### [What is asked]
Reproduce each line exactly. Skip none.

### [Records shown]

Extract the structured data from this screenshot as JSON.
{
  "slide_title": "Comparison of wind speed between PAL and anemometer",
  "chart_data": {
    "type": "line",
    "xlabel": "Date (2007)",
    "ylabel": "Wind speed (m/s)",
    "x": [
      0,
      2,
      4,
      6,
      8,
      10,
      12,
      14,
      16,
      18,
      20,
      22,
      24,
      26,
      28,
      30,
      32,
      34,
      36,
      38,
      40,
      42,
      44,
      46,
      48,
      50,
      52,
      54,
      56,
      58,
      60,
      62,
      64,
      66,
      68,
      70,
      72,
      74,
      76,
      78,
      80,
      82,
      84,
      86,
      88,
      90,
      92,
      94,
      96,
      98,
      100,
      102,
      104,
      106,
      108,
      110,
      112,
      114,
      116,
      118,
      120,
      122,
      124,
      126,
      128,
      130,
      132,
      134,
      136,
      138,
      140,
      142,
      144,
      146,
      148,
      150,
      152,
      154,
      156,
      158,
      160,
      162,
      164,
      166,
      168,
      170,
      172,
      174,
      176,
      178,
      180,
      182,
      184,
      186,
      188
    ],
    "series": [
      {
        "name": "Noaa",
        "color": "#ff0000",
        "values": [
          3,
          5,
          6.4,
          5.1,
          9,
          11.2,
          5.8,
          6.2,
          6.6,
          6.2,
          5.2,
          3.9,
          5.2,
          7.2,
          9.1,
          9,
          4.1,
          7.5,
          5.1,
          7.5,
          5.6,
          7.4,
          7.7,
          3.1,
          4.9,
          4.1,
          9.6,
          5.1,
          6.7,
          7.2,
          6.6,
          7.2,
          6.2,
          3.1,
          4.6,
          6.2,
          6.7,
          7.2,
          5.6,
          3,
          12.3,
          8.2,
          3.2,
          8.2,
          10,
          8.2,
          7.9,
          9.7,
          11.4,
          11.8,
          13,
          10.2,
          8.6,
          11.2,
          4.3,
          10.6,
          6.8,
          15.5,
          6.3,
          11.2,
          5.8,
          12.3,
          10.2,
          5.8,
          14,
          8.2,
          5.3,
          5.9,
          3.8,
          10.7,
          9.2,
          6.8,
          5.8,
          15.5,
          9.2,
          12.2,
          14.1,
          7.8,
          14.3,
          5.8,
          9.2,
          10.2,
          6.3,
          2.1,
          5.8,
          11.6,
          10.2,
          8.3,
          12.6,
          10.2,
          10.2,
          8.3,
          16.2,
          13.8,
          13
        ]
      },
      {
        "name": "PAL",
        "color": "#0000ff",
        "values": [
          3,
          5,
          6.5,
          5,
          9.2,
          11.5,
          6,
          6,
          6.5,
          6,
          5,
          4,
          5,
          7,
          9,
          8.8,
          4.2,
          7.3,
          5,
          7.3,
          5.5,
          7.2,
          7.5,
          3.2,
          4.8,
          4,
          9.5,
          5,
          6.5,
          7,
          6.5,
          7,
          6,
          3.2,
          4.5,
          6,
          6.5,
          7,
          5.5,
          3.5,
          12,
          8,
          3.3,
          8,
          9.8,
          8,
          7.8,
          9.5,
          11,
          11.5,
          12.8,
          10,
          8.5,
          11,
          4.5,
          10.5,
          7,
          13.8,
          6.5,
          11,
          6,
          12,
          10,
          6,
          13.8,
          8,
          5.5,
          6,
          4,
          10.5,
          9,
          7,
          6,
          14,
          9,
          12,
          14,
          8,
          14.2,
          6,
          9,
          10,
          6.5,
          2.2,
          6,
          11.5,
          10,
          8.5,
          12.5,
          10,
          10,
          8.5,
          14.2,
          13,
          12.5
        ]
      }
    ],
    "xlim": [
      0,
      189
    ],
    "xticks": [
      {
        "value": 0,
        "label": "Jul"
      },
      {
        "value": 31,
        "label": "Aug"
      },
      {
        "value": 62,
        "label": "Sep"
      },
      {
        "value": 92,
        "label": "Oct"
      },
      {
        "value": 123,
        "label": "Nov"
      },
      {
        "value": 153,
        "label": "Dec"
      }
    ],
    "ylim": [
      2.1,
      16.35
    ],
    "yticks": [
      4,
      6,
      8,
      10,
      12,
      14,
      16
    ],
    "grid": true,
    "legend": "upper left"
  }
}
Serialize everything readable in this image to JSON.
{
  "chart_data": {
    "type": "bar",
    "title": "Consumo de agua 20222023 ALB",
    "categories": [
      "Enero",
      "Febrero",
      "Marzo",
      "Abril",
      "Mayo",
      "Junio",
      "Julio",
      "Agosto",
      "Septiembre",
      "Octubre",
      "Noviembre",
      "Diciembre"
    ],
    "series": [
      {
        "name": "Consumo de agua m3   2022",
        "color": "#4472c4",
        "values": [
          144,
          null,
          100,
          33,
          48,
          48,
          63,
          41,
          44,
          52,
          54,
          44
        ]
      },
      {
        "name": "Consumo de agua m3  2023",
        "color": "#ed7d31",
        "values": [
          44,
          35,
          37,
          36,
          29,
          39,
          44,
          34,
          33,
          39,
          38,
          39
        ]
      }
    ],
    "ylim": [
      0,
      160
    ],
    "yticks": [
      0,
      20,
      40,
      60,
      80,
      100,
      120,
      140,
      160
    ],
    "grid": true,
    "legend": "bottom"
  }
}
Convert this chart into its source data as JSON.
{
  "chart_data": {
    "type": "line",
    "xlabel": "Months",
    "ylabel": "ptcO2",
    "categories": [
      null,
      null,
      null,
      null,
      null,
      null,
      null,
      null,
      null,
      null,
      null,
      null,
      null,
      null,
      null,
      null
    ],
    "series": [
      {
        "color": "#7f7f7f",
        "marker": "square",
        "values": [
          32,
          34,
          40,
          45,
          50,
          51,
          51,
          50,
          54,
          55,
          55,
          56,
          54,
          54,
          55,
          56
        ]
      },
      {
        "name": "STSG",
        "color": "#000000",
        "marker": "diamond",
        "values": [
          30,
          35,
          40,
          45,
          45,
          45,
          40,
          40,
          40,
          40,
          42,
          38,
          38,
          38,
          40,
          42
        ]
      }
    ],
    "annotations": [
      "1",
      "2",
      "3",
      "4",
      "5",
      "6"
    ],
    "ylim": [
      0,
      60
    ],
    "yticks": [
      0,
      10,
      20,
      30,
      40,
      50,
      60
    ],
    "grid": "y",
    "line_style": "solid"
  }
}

### [Written reply]
Extract the structured data from this screenshot as JSON.
{
  "slide_title": "Comparison of wind speed between PAL and anemometer",
  "chart_data": {
    "type": "line",
    "xlabel": "Date (2007)",
    "ylabel": "Wind speed (m/s)",
    "x": [
      0,
      2,
      4,
      6,
      8,
      10,
      12,
      14,
      16,
      18,
      20,
      22,
      24,
      26,
      28,
      30,
      32,
      34,
      36,
      38,
      40,
      42,
      44,
      46,
      48,
      50,
      52,
      54,
      56,
      58,
      60,
      62,
      64,
      66,
      68,
      70,
      72,
      74,
      76,
      78,
      80,
      82,
      84,
      86,
      88,
      90,
      92,
      94,
      96,
      98,
      100,
      102,
      104,
      106,
      108,
      110,
      112,
      114,
      116,
      118,
      120,
      122,
      124,
      126,
      128,
      130,
      132,
      134,
      136,
      138,
      140,
      142,
      144,
      146,
      148,
      150,
      152,
      154,
      156,
      158,
      160,
      162,
      164,
      166,
      168,
      170,
      172,
      174,
      176,
      178,
      180,
      182,
      184,
      186,
      188
    ],
    "series": [
      {
        "name": "Noaa",
        "color": "#ff0000",
        "values": [
          3,
          5,
          6.4,
          5.1,
          9,
          11.2,
          5.8,
          6.2,
          6.6,
          6.2,
          5.2,
          3.9,
          5.2,
          7.2,
          9.1,
          9,
          4.1,
          7.5,
          5.1,
          7.5,
          5.6,
          7.4,
          7.7,
          3.1,
          4.9,
          4.1,
          9.6,
          5.1,
          6.7,
          7.2,
          6.6,
          7.2,
          6.2,
          3.1,
          4.6,
          6.2,
          6.7,
          7.2,
          5.6,
          3,
          12.3,
          8.2,
          3.2,
          8.2,
          10,
          8.2,
          7.9,
          9.7,
          11.4,
          11.8,
          13,
          10.2,
          8.6,
          11.2,
          4.3,
          10.6,
          6.8,
          15.5,
          6.3,
          11.2,
          5.8,
          12.3,
          10.2,
          5.8,
          14,
          8.2,
          5.3,
          5.9,
          3.8,
          10.7,
          9.2,
          6.8,
          5.8,
          15.5,
          9.2,
          12.2,
          14.1,
          7.8,
          14.3,
          5.8,
          9.2,
          10.2,
          6.3,
          2.1,
          5.8,
          11.6,
          10.2,
          8.3,
          12.6,
          10.2,
          10.2,
          8.3,
          16.2,
          13.8,
          13
        ]
      },
      {
        "name": "PAL",
        "color": "#0000ff",
        "values": [
          3,
          5,
          6.5,
          5,
          9.2,
          11.5,
          6,
          6,
          6.5,
          6,
          5,
          4,
          5,
          7,
          9,
          8.8,
          4.2,
          7.3,
          5,
          7.3,
          5.5,
          7.2,
          7.5,
          3.2,
          4.8,
          4,
          9.5,
          5,
          6.5,
          7,
          6.5,
          7,
          6,
          3.2,
          4.5,
          6,
          6.5,
          7,
          5.5,
          3.5,
          12,
          8,
          3.3,
          8,
          9.8,
          8,
          7.8,
          9.5,
          11,
          11.5,
          12.8,
          10,
          8.5,
          11,
          4.5,
          10.5,
          7,
          13.8,
          6.5,
          11,
          6,
          12,
          10,
          6,
          13.8,
          8,
          5.5,
          6,
          4,
          10.5,
          9,
          7,
          6,
          14,
          9,
          12,
          14,
          8,
          14.2,
          6,
          9,
          10,
          6.5,
          2.2,
          6,
          11.5,
          10,
          8.5,
          12.5,
          10,
          10,
          8.5,
          14.2,
          13,
          12.5
        ]
      }
    ],
    "xlim": [
      0,
      189
    ],
    "xticks": [
      {
        "value": 0,
        "label": "Jul"
      },
      {
        "value": 31,
        "label": "Aug"
      },
      {
        "value": 62,
        "label": "Sep"
      },
      {
        "value": 92,
        "label": "Oct"
      },
      {
        "value": 123,
        "label": "Nov"
      },
      {
        "value": 153,
        "label": "Dec"
      }
    ],
    "ylim": [
      2.1,
      16.35
    ],
    "yticks": [
      4,
      6,
      8,
      10,
      12,
      14,
      16
    ],
    "grid": true,
    "legend": "upper left"
  }
}
Serialize everything readable in this image to JSON.
{
  "chart_data": {
    "type": "bar",
    "title": "Consumo de agua 20222023 ALB",
    "categories": [
      "Enero",
      "Febrero",
      "Marzo",
      "Abril",
      "Mayo",
      "Junio",
      "Julio",
      "Agosto",
      "Septiembre",
      "Octubre",
      "Noviembre",
      "Diciembre"
    ],
    "series": [
      {
        "name": "Consumo de agua m3   2022",
        "color": "#4472c4",
        "values": [
          144,
          null,
          100,
          33,
          48,
          48,
          63,
          41,
          44,
          52,
          54,
          44
        ]
      },
      {
        "name": "Consumo de agua m3  2023",
        "color": "#ed7d31",
        "values": [
          44,
          35,
          37,
          36,
          29,
          39,
          44,
          34,
          33,
          39,
          38,
          39
        ]
      }
    ],
    "ylim": [
      0,
      160
    ],
    "yticks": [
      0,
      20,
      40,
      60,
      80,
      100,
      120,
      140,
      160
    ],
    "grid": true,
    "legend": "bottom"
  }
}
Convert this chart into its source data as JSON.
{
  "chart_data": {
    "type": "line",
    "xlabel": "Months",
    "ylabel": "ptcO2",
    "categories": [
      null,
      null,
      null,
      null,
      null,
      null,
      null,
      null,
      null,
      null,
      null,
      null,
      null,
      null,
      null,
      null
    ],
    "series": [
      {
        "color": "#7f7f7f",
        "marker": "square",
        "values": [
          32,
          34,
          40,
          45,
          50,
          51,
          51,
          50,
          54,
          55,
          55,
          56,
          54,
          54,
          55,
          56
        ]
      },
      {
        "name": "STSG",
        "color": "#000000",
        "marker": "diamond",
        "values": [
          30,
          35,
          40,
          45,
          45,
          45,
          40,
          40,
          40,
          40,
          42,
          38,
          38,
          38,
          40,
          42
        ]
      }
    ],
    "annotations": [
      "1",
      "2",
      "3",
      "4",
      "5",
      "6"
    ],
    "ylim": [
      0,
      60
    ],
    "yticks": [
      0,
      10,
      20,
      30,
      40,
      50,
      60
    ],
    "grid": "y",
    "line_style": "solid"
  }
}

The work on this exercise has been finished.